**PROBLEM TO SOLVE**
Repeat the listing in full, exactly as it stands.

**Raw records**
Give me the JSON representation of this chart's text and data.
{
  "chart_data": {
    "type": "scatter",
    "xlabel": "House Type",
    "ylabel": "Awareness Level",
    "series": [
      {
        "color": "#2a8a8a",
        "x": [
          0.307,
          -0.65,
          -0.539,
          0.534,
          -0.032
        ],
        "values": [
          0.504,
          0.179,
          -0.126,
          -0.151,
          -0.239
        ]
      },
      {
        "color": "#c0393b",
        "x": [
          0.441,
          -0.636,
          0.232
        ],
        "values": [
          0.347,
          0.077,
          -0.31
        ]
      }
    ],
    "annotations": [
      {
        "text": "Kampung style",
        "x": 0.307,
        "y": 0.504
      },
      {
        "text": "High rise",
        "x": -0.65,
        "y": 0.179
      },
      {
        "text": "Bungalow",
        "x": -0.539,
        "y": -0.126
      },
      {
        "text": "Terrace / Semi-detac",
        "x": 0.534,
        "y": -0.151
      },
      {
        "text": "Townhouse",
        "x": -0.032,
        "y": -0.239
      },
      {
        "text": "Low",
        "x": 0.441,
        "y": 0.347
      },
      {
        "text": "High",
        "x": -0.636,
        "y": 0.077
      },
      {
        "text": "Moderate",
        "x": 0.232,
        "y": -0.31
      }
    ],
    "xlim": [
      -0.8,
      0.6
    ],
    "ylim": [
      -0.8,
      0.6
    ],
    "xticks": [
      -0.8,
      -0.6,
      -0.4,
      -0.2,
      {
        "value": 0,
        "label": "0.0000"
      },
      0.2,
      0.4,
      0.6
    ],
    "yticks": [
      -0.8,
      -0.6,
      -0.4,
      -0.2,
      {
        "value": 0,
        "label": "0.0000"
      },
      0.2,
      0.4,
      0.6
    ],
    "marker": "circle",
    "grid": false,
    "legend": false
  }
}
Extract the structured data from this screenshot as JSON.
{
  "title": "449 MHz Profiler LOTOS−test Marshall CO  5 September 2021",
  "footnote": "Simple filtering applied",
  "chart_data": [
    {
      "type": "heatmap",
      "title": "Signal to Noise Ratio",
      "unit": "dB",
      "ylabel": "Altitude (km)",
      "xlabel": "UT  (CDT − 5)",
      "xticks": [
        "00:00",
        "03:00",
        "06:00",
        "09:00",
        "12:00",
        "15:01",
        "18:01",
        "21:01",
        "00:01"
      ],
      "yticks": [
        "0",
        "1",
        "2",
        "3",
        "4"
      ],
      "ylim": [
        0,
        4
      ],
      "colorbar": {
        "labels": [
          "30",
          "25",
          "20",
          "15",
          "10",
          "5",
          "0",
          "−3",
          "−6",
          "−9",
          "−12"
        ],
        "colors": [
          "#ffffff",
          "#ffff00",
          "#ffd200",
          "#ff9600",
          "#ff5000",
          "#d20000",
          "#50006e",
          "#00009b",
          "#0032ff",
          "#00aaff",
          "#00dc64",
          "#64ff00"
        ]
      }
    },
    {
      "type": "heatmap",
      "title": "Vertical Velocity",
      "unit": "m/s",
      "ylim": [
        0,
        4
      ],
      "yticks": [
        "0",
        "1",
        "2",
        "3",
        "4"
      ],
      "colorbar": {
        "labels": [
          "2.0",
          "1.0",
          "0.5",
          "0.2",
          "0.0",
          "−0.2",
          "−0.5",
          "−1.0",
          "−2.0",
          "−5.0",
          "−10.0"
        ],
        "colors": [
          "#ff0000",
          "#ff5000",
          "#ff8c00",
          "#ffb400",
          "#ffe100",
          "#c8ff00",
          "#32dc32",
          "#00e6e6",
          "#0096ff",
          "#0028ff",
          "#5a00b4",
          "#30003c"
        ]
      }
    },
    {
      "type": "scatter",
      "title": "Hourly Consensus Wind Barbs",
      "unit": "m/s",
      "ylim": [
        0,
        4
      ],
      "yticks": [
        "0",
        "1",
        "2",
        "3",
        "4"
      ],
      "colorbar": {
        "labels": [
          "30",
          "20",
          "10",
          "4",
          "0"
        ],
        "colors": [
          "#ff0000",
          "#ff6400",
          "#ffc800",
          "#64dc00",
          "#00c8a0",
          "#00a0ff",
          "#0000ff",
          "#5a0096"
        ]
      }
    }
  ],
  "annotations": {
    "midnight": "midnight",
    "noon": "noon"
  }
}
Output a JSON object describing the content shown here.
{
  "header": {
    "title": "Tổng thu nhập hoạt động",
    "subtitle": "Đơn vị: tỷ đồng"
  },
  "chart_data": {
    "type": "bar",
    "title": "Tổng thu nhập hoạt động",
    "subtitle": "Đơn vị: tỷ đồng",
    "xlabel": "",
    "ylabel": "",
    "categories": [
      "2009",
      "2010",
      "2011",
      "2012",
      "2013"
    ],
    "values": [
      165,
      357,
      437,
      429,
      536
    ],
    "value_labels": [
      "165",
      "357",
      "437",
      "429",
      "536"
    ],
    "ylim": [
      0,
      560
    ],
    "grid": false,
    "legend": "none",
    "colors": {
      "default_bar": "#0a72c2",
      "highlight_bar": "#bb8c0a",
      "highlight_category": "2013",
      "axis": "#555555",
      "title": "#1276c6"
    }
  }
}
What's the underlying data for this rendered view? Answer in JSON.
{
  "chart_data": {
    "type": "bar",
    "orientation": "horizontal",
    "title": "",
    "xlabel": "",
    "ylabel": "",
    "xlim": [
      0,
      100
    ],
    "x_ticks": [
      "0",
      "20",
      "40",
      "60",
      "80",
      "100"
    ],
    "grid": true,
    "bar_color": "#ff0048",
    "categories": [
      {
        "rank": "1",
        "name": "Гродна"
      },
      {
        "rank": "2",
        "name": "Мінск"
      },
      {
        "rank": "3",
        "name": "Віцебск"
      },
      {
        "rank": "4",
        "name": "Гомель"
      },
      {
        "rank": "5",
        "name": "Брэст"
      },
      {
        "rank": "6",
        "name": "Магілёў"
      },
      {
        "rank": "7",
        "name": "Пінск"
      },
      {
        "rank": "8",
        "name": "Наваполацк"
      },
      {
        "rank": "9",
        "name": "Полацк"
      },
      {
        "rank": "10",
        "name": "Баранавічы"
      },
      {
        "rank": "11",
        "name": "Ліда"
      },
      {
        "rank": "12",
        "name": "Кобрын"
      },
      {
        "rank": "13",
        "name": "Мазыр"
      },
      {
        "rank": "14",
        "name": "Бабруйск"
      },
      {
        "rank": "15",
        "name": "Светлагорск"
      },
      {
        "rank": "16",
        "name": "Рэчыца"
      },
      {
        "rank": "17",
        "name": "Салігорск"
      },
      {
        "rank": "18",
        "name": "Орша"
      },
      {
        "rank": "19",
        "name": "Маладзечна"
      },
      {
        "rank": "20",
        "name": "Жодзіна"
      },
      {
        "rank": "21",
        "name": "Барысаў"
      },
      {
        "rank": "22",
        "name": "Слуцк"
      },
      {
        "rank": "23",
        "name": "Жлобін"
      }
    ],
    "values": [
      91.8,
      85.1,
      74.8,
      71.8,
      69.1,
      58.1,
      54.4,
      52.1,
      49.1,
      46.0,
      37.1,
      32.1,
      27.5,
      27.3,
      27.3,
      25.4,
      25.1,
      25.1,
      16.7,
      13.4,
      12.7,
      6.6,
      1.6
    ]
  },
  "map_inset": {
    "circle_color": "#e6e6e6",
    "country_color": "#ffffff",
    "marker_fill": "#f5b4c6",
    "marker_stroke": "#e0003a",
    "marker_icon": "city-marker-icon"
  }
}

**ANSWER IN FULL**
Give me the JSON representation of this chart's text and data.
{
  "chart_data": {
    "type": "scatter",
    "xlabel": "House Type",
    "ylabel": "Awareness Level",
    "series": [
      {
        "color": "#2a8a8a",
        "x": [
          0.307,
          -0.65,
          -0.539,
          0.534,
          -0.032
        ],
        "values": [
          0.504,
          0.179,
          -0.126,
          -0.151,
          -0.239
        ]
      },
      {
        "color": "#c0393b",
        "x": [
          0.441,
          -0.636,
          0.232
        ],
        "values": [
          0.347,
          0.077,
          -0.31
        ]
      }
    ],
    "annotations": [
      {
        "text": "Kampung style",
        "x": 0.307,
        "y": 0.504
      },
      {
        "text": "High rise",
        "x": -0.65,
        "y": 0.179
      },
      {
        "text": "Bungalow",
        "x": -0.539,
        "y": -0.126
      },
      {
        "text": "Terrace / Semi-detac",
        "x": 0.534,
        "y": -0.151
      },
      {
        "text": "Townhouse",
        "x": -0.032,
        "y": -0.239
      },
      {
        "text": "Low",
        "x": 0.441,
        "y": 0.347
      },
      {
        "text": "High",
        "x": -0.636,
        "y": 0.077
      },
      {
        "text": "Moderate",
        "x": 0.232,
        "y": -0.31
      }
    ],
    "xlim": [
      -0.8,
      0.6
    ],
    "ylim": [
      -0.8,
      0.6
    ],
    "xticks": [
      -0.8,
      -0.6,
      -0.4,
      -0.2,
      {
        "value": 0,
        "label": "0.0000"
      },
      0.2,
      0.4,
      0.6
    ],
    "yticks": [
      -0.8,
      -0.6,
      -0.4,
      -0.2,
      {
        "value": 0,
        "label": "0.0000"
      },
      0.2,
      0.4,
      0.6
    ],
    "marker": "circle",
    "grid": false,
    "legend": false
  }
}
Extract the structured data from this screenshot as JSON.
{
  "title": "449 MHz Profiler LOTOS−test Marshall CO  5 September 2021",
  "footnote": "Simple filtering applied",
  "chart_data": [
    {
      "type": "heatmap",
      "title": "Signal to Noise Ratio",
      "unit": "dB",
      "ylabel": "Altitude (km)",
      "xlabel": "UT  (CDT − 5)",
      "xticks": [
        "00:00",
        "03:00",
        "06:00",
        "09:00",
        "12:00",
        "15:01",
        "18:01",
        "21:01",
        "00:01"
      ],
      "yticks": [
        "0",
        "1",
        "2",
        "3",
        "4"
      ],
      "ylim": [
        0,
        4
      ],
      "colorbar": {
        "labels": [
          "30",
          "25",
          "20",
          "15",
          "10",
          "5",
          "0",
          "−3",
          "−6",
          "−9",
          "−12"
        ],
        "colors": [
          "#ffffff",
          "#ffff00",
          "#ffd200",
          "#ff9600",
          "#ff5000",
          "#d20000",
          "#50006e",
          "#00009b",
          "#0032ff",
          "#00aaff",
          "#00dc64",
          "#64ff00"
        ]
      }
    },
    {
      "type": "heatmap",
      "title": "Vertical Velocity",
      "unit": "m/s",
      "ylim": [
        0,
        4
      ],
      "yticks": [
        "0",
        "1",
        "2",
        "3",
        "4"
      ],
      "colorbar": {
        "labels": [
          "2.0",
          "1.0",
          "0.5",
          "0.2",
          "0.0",
          "−0.2",
          "−0.5",
          "−1.0",
          "−2.0",
          "−5.0",
          "−10.0"
        ],
        "colors": [
          "#ff0000",
          "#ff5000",
          "#ff8c00",
          "#ffb400",
          "#ffe100",
          "#c8ff00",
          "#32dc32",
          "#00e6e6",
          "#0096ff",
          "#0028ff",
          "#5a00b4",
          "#30003c"
        ]
      }
    },
    {
      "type": "scatter",
      "title": "Hourly Consensus Wind Barbs",
      "unit": "m/s",
      "ylim": [
        0,
        4
      ],
      "yticks": [
        "0",
        "1",
        "2",
        "3",
        "4"
      ],
      "colorbar": {
        "labels": [
          "30",
          "20",
          "10",
          "4",
          "0"
        ],
        "colors": [
          "#ff0000",
          "#ff6400",
          "#ffc800",
          "#64dc00",
          "#00c8a0",
          "#00a0ff",
          "#0000ff",
          "#5a0096"
        ]
      }
    }
  ],
  "annotations": {
    "midnight": "midnight",
    "noon": "noon"
  }
}
Output a JSON object describing the content shown here.
{
  "header": {
    "title": "Tổng thu nhập hoạt động",
    "subtitle": "Đơn vị: tỷ đồng"
  },
  "chart_data": {
    "type": "bar",
    "title": "Tổng thu nhập hoạt động",
    "subtitle": "Đơn vị: tỷ đồng",
    "xlabel": "",
    "ylabel": "",
    "categories": [
      "2009",
      "2010",
      "2011",
      "2012",
      "2013"
    ],
    "values": [
      165,
      357,
      437,
      429,
      536
    ],
    "value_labels": [
      "165",
      "357",
      "437",
      "429",
      "536"
    ],
    "ylim": [
      0,
      560
    ],
    "grid": false,
    "legend": "none",
    "colors": {
      "default_bar": "#0a72c2",
      "highlight_bar": "#bb8c0a",
      "highlight_category": "2013",
      "axis": "#555555",
      "title": "#1276c6"
    }
  }
}
What's the underlying data for this rendered view? Answer in JSON.
{
  "chart_data": {
    "type": "bar",
    "orientation": "horizontal",
    "title": "",
    "xlabel": "",
    "ylabel": "",
    "xlim": [
      0,
      100
    ],
    "x_ticks": [
      "0",
      "20",
      "40",
      "60",
      "80",
      "100"
    ],
    "grid": true,
    "bar_color": "#ff0048",
    "categories": [
      {
        "rank": "1",
        "name": "Гродна"
      },
      {
        "rank": "2",
        "name": "Мінск"
      },
      {
        "rank": "3",
        "name": "Віцебск"
      },
      {
        "rank": "4",
        "name": "Гомель"
      },
      {
        "rank": "5",
        "name": "Брэст"
      },
      {
        "rank": "6",
        "name": "Магілёў"
      },
      {
        "rank": "7",
        "name": "Пінск"
      },
      {
        "rank": "8",
        "name": "Наваполацк"
      },
      {
        "rank": "9",
        "name": "Полацк"
      },
      {
        "rank": "10",
        "name": "Баранавічы"
      },
      {
        "rank": "11",
        "name": "Ліда"
      },
      {
        "rank": "12",
        "name": "Кобрын"
      },
      {
        "rank": "13",
        "name": "Мазыр"
      },
      {
        "rank": "14",
        "name": "Бабруйск"
      },
      {
        "rank": "15",
        "name": "Светлагорск"
      },
      {
        "rank": "16",
        "name": "Рэчыца"
      },
      {
        "rank": "17",
        "name": "Салігорск"
      },
      {
        "rank": "18",
        "name": "Орша"
      },
      {
        "rank": "19",
        "name": "Маладзечна"
      },
      {
        "rank": "20",
        "name": "Жодзіна"
      },
      {
        "rank": "21",
        "name": "Барысаў"
      },
      {
        "rank": "22",
        "name": "Слуцк"
      },
      {
        "rank": "23",
        "name": "Жлобін"
      }
    ],
    "values": [
      91.8,
      85.1,
      74.8,
      71.8,
      69.1,
      58.1,
      54.4,
      52.1,
      49.1,
      46.0,
      37.1,
      32.1,
      27.5,
      27.3,
      27.3,
      25.4,
      25.1,
      25.1,
      16.7,
      13.4,
      12.7,
      6.6,
      1.6
    ]
  },
  "map_inset": {
    "circle_color": "#e6e6e6",
    "country_color": "#ffffff",
    "marker_fill": "#f5b4c6",
    "marker_stroke": "#e0003a",
    "marker_icon": "city-marker-icon"
  }
}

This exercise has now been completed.